Show every line below where "Copy" can be found.

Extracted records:

————

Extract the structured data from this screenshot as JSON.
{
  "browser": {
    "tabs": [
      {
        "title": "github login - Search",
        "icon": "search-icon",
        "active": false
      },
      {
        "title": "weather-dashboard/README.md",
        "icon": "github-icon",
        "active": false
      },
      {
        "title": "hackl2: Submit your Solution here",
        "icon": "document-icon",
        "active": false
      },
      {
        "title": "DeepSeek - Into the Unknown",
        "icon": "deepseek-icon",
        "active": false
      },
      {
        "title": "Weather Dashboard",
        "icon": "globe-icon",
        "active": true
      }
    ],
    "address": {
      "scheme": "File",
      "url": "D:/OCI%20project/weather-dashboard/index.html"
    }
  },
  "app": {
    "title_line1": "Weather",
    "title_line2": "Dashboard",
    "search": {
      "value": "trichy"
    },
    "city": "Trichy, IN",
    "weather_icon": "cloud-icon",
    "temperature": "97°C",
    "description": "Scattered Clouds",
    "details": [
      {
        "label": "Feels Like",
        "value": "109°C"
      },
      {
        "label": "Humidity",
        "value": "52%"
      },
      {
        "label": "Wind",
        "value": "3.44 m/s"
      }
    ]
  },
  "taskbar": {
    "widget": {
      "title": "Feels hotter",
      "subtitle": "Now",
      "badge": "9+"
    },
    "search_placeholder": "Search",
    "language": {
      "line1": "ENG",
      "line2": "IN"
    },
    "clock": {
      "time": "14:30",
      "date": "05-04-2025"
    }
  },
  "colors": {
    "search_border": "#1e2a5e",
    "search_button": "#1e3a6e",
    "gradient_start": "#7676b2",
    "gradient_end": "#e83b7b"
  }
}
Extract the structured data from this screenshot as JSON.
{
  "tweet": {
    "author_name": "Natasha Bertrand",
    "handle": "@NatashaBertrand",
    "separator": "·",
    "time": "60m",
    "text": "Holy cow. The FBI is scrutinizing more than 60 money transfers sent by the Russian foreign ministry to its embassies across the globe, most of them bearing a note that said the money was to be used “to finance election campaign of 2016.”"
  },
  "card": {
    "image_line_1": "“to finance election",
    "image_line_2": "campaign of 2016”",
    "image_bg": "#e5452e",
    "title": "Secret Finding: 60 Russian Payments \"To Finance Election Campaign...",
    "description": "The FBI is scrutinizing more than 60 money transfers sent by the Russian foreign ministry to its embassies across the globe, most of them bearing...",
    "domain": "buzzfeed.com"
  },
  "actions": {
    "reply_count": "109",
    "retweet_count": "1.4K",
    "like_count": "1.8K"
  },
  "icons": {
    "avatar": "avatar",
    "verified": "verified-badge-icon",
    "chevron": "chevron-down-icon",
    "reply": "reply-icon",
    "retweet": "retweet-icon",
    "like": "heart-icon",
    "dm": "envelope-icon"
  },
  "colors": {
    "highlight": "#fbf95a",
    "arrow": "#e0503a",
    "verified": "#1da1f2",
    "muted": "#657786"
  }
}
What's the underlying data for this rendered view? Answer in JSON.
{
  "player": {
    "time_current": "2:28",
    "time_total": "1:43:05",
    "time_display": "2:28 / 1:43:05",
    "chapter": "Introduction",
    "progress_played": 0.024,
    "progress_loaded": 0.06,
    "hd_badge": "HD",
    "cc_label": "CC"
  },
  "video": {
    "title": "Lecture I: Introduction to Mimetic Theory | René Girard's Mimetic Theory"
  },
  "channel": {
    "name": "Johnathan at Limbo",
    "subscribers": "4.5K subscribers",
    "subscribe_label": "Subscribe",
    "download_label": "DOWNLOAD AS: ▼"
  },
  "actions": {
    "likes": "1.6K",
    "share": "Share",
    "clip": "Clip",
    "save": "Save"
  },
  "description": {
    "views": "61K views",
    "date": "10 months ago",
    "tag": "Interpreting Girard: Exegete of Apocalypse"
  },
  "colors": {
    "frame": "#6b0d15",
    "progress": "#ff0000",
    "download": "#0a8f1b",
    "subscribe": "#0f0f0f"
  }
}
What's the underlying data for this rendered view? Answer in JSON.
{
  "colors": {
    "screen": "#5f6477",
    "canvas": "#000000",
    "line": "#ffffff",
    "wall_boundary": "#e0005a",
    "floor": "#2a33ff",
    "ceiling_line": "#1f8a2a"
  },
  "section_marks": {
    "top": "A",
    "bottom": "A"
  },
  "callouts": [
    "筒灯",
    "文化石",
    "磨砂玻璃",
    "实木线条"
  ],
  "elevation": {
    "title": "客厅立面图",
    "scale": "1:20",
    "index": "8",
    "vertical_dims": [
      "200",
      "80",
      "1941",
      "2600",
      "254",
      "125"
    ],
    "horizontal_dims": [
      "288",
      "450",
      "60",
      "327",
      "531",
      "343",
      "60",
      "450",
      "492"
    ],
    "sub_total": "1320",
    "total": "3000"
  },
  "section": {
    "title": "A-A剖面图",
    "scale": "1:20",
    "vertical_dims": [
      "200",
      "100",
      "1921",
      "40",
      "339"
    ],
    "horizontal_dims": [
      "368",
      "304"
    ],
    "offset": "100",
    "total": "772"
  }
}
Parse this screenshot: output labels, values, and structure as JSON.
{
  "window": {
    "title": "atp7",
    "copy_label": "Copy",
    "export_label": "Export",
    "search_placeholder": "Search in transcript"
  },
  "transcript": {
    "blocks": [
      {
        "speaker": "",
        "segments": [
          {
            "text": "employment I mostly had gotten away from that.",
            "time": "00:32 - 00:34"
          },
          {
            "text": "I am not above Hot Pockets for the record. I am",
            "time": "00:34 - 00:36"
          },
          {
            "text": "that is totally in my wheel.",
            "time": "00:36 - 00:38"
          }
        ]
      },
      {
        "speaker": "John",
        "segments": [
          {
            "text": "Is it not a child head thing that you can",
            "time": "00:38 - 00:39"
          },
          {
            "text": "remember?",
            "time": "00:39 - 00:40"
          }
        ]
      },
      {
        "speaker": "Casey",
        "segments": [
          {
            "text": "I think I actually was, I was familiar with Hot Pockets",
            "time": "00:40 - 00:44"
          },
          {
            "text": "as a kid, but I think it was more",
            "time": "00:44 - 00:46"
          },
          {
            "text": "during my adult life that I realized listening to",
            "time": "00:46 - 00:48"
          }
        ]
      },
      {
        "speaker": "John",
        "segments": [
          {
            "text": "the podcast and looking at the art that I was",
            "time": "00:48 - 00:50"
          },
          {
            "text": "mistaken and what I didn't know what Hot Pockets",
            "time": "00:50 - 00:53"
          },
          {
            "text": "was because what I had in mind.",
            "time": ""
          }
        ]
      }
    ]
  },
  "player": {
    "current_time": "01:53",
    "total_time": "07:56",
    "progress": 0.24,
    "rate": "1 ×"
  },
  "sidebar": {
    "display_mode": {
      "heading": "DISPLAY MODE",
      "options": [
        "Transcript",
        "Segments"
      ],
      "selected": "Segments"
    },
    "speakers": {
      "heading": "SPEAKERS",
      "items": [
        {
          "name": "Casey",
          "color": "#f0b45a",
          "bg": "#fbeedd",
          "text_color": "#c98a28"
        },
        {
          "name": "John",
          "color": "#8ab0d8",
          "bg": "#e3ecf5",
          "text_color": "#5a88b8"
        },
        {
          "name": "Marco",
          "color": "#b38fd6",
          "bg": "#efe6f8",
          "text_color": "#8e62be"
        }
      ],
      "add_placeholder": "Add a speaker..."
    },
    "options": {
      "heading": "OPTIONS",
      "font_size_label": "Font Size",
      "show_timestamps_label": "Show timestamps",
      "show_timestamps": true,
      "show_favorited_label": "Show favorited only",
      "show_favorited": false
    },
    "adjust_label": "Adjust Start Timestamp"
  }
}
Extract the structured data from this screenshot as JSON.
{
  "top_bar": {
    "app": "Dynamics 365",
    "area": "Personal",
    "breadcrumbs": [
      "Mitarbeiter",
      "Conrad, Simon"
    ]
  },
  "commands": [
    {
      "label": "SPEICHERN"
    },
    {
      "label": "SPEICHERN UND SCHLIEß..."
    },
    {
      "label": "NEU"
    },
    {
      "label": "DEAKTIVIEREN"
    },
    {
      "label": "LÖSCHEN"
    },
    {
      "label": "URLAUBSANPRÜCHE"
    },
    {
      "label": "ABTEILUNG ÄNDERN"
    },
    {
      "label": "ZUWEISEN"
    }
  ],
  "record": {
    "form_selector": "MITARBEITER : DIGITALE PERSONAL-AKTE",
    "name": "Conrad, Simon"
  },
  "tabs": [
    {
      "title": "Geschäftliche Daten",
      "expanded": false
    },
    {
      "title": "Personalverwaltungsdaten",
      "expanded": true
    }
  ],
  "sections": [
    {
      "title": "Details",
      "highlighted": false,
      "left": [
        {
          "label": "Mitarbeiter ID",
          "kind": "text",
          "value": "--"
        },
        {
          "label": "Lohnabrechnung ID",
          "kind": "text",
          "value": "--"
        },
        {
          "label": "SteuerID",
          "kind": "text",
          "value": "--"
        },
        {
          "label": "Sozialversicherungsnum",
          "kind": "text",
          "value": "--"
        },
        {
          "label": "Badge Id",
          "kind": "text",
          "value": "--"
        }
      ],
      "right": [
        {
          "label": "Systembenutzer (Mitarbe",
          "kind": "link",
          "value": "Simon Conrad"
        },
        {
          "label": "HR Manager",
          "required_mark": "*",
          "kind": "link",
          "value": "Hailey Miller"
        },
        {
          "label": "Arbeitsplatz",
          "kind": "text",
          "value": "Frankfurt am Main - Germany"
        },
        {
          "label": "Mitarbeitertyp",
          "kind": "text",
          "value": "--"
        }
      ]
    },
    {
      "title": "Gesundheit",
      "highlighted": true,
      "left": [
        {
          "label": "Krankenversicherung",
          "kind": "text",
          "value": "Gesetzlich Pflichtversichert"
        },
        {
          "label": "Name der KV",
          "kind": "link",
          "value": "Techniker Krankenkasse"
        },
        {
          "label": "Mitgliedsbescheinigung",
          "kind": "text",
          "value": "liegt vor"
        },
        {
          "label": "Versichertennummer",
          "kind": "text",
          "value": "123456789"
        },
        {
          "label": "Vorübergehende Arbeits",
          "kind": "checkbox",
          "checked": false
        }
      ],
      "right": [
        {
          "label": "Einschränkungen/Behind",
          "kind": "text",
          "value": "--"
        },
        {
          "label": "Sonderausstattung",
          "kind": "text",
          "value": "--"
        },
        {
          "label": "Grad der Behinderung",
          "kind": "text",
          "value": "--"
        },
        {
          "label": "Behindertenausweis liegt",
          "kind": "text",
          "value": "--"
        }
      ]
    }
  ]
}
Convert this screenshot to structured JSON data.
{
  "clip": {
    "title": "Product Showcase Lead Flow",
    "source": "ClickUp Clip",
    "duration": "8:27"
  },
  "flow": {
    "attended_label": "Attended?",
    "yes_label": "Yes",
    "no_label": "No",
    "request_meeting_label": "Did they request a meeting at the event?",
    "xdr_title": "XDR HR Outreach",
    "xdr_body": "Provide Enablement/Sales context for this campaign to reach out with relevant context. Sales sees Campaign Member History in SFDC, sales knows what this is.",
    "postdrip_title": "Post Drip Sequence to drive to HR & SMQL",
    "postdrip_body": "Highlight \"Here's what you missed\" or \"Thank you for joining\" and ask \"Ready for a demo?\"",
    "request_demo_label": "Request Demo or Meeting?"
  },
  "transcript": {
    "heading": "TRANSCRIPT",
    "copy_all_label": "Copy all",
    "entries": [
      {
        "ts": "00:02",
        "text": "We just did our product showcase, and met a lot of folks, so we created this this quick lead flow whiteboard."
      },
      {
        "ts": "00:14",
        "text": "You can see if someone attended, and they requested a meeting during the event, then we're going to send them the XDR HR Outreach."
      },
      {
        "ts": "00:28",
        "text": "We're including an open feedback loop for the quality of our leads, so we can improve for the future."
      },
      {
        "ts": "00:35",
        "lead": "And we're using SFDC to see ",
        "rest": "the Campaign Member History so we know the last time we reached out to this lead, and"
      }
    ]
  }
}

————

CORRECT ANSWER
    "copy_label": "Copy",
    "copy_all_label": "Copy all",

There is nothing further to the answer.